#### [Challenge]
Copy all of the records below verbatim.

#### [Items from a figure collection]
*-*-*

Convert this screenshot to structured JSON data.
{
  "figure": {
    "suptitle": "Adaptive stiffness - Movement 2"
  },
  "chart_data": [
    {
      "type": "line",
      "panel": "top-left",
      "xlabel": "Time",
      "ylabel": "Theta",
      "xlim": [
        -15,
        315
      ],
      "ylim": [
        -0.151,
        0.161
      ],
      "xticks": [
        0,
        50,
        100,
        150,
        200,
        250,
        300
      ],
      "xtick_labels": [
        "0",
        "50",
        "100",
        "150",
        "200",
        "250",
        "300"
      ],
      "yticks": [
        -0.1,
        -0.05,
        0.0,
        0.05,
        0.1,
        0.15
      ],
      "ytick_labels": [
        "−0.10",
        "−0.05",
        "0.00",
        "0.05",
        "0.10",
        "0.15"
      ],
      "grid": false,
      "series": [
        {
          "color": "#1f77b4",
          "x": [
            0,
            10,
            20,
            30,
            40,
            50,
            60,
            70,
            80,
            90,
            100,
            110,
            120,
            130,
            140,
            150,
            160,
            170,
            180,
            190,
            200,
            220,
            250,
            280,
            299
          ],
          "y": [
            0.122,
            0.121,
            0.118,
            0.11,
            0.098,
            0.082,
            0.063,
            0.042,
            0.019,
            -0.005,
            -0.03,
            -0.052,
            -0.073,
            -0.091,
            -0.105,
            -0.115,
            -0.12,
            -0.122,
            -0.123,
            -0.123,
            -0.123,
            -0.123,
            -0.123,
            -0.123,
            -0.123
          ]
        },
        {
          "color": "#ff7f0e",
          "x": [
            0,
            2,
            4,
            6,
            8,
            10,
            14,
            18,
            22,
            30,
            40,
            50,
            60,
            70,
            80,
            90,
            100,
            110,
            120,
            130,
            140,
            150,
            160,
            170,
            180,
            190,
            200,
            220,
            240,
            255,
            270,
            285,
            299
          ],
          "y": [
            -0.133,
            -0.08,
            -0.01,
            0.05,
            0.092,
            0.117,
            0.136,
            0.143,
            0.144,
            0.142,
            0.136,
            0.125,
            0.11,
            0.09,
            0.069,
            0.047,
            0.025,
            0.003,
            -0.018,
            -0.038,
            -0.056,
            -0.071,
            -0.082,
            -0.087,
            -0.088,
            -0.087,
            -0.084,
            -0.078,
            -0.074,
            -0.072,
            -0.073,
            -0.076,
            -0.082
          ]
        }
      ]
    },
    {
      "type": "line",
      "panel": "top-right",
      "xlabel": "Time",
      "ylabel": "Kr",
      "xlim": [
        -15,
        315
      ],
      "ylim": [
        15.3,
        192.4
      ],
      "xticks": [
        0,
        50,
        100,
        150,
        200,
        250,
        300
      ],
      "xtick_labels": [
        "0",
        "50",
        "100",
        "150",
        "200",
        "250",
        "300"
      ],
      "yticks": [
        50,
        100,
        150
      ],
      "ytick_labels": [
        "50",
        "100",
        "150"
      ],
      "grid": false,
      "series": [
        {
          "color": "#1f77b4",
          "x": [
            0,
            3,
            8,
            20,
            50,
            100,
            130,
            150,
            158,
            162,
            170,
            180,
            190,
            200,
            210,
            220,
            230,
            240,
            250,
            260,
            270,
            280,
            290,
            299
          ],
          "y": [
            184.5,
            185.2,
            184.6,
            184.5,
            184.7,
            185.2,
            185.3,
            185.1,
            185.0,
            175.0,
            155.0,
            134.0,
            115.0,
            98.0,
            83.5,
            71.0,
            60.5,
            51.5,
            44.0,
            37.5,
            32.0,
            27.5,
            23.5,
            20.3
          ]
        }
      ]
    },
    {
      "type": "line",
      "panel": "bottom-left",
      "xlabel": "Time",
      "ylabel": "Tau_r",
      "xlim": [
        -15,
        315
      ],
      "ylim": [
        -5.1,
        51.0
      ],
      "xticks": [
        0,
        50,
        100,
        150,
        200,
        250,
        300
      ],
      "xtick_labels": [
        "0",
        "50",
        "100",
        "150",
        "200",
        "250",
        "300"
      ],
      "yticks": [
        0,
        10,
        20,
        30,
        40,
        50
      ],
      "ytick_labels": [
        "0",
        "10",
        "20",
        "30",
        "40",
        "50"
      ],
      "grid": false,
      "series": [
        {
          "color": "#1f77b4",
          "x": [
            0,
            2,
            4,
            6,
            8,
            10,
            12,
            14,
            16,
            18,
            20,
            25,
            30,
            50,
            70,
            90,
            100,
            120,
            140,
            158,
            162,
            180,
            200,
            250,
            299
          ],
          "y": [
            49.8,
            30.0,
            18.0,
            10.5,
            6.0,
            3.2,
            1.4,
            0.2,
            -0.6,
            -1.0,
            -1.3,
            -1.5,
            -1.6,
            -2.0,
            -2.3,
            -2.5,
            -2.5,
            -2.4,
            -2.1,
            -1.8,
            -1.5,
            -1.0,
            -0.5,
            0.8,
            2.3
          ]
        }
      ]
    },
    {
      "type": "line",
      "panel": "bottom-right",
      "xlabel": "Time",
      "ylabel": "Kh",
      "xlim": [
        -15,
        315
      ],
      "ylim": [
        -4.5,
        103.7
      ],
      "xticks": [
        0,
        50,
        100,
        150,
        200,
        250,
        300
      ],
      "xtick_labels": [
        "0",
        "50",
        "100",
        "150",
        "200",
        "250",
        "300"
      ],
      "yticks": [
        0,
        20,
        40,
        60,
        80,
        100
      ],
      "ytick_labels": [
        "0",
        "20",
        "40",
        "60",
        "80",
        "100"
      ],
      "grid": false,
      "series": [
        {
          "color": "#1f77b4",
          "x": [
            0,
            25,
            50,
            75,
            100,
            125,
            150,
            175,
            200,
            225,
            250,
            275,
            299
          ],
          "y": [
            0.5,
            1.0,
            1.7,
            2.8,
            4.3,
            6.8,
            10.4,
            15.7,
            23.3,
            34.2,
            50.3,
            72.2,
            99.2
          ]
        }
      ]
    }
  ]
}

*-*-*

#### [Task result]
Convert this screenshot to structured JSON data.
{
  "figure": {
    "suptitle": "Adaptive stiffness - Movement 2"
  },
  "chart_data": [
    {
      "type": "line",
      "panel": "top-left",
      "xlabel": "Time",
      "ylabel": "Theta",
      "xlim": [
        -15,
        315
      ],
      "ylim": [
        -0.151,
        0.161
      ],
      "xticks": [
        0,
        50,
        100,
        150,
        200,
        250,
        300
      ],
      "xtick_labels": [
        "0",
        "50",
        "100",
        "150",
        "200",
        "250",
        "300"
      ],
      "yticks": [
        -0.1,
        -0.05,
        0.0,
        0.05,
        0.1,
        0.15
      ],
      "ytick_labels": [
        "−0.10",
        "−0.05",
        "0.00",
        "0.05",
        "0.10",
        "0.15"
      ],
      "grid": false,
      "series": [
        {
          "color": "#1f77b4",
          "x": [
            0,
            10,
            20,
            30,
            40,
            50,
            60,
            70,
            80,
            90,
            100,
            110,
            120,
            130,
            140,
            150,
            160,
            170,
            180,
            190,
            200,
            220,
            250,
            280,
            299
          ],
          "y": [
            0.122,
            0.121,
            0.118,
            0.11,
            0.098,
            0.082,
            0.063,
            0.042,
            0.019,
            -0.005,
            -0.03,
            -0.052,
            -0.073,
            -0.091,
            -0.105,
            -0.115,
            -0.12,
            -0.122,
            -0.123,
            -0.123,
            -0.123,
            -0.123,
            -0.123,
            -0.123,
            -0.123
          ]
        },
        {
          "color": "#ff7f0e",
          "x": [
            0,
            2,
            4,
            6,
            8,
            10,
            14,
            18,
            22,
            30,
            40,
            50,
            60,
            70,
            80,
            90,
            100,
            110,
            120,
            130,
            140,
            150,
            160,
            170,
            180,
            190,
            200,
            220,
            240,
            255,
            270,
            285,
            299
          ],
          "y": [
            -0.133,
            -0.08,
            -0.01,
            0.05,
            0.092,
            0.117,
            0.136,
            0.143,
            0.144,
            0.142,
            0.136,
            0.125,
            0.11,
            0.09,
            0.069,
            0.047,
            0.025,
            0.003,
            -0.018,
            -0.038,
            -0.056,
            -0.071,
            -0.082,
            -0.087,
            -0.088,
            -0.087,
            -0.084,
            -0.078,
            -0.074,
            -0.072,
            -0.073,
            -0.076,
            -0.082
          ]
        }
      ]
    },
    {
      "type": "line",
      "panel": "top-right",
      "xlabel": "Time",
      "ylabel": "Kr",
      "xlim": [
        -15,
        315
      ],
      "ylim": [
        15.3,
        192.4
      ],
      "xticks": [
        0,
        50,
        100,
        150,
        200,
        250,
        300
      ],
      "xtick_labels": [
        "0",
        "50",
        "100",
        "150",
        "200",
        "250",
        "300"
      ],
      "yticks": [
        50,
        100,
        150
      ],
      "ytick_labels": [
        "50",
        "100",
        "150"
      ],
      "grid": false,
      "series": [
        {
          "color": "#1f77b4",
          "x": [
            0,
            3,
            8,
            20,
            50,
            100,
            130,
            150,
            158,
            162,
            170,
            180,
            190,
            200,
            210,
            220,
            230,
            240,
            250,
            260,
            270,
            280,
            290,
            299
          ],
          "y": [
            184.5,
            185.2,
            184.6,
            184.5,
            184.7,
            185.2,
            185.3,
            185.1,
            185.0,
            175.0,
            155.0,
            134.0,
            115.0,
            98.0,
            83.5,
            71.0,
            60.5,
            51.5,
            44.0,
            37.5,
            32.0,
            27.5,
            23.5,
            20.3
          ]
        }
      ]
    },
    {
      "type": "line",
      "panel": "bottom-left",
      "xlabel": "Time",
      "ylabel": "Tau_r",
      "xlim": [
        -15,
        315
      ],
      "ylim": [
        -5.1,
        51.0
      ],
      "xticks": [
        0,
        50,
        100,
        150,
        200,
        250,
        300
      ],
      "xtick_labels": [
        "0",
        "50",
        "100",
        "150",
        "200",
        "250",
        "300"
      ],
      "yticks": [
        0,
        10,
        20,
        30,
        40,
        50
      ],
      "ytick_labels": [
        "0",
        "10",
        "20",
        "30",
        "40",
        "50"
      ],
      "grid": false,
      "series": [
        {
          "color": "#1f77b4",
          "x": [
            0,
            2,
            4,
            6,
            8,
            10,
            12,
            14,
            16,
            18,
            20,
            25,
            30,
            50,
            70,
            90,
            100,
            120,
            140,
            158,
            162,
            180,
            200,
            250,
            299
          ],
          "y": [
            49.8,
            30.0,
            18.0,
            10.5,
            6.0,
            3.2,
            1.4,
            0.2,
            -0.6,
            -1.0,
            -1.3,
            -1.5,
            -1.6,
            -2.0,
            -2.3,
            -2.5,
            -2.5,
            -2.4,
            -2.1,
            -1.8,
            -1.5,
            -1.0,
            -0.5,
            0.8,
            2.3
          ]
        }
      ]
    },
    {
      "type": "line",
      "panel": "bottom-right",
      "xlabel": "Time",
      "ylabel": "Kh",
      "xlim": [
        -15,
        315
      ],
      "ylim": [
        -4.5,
        103.7
      ],
      "xticks": [
        0,
        50,
        100,
        150,
        200,
        250,
        300
      ],
      "xtick_labels": [
        "0",
        "50",
        "100",
        "150",
        "200",
        "250",
        "300"
      ],
      "yticks": [
        0,
        20,
        40,
        60,
        80,
        100
      ],
      "ytick_labels": [
        "0",
        "20",
        "40",
        "60",
        "80",
        "100"
      ],
      "grid": false,
      "series": [
        {
          "color": "#1f77b4",
          "x": [
            0,
            25,
            50,
            75,
            100,
            125,
            150,
            175,
            200,
            225,
            250,
            275,
            299
          ],
          "y": [
            0.5,
            1.0,
            1.7,
            2.8,
            4.3,
            6.8,
            10.4,
            15.7,
            23.3,
            34.2,
            50.3,
            72.2,
            99.2
          ]
        }
      ]
    }
  ]
}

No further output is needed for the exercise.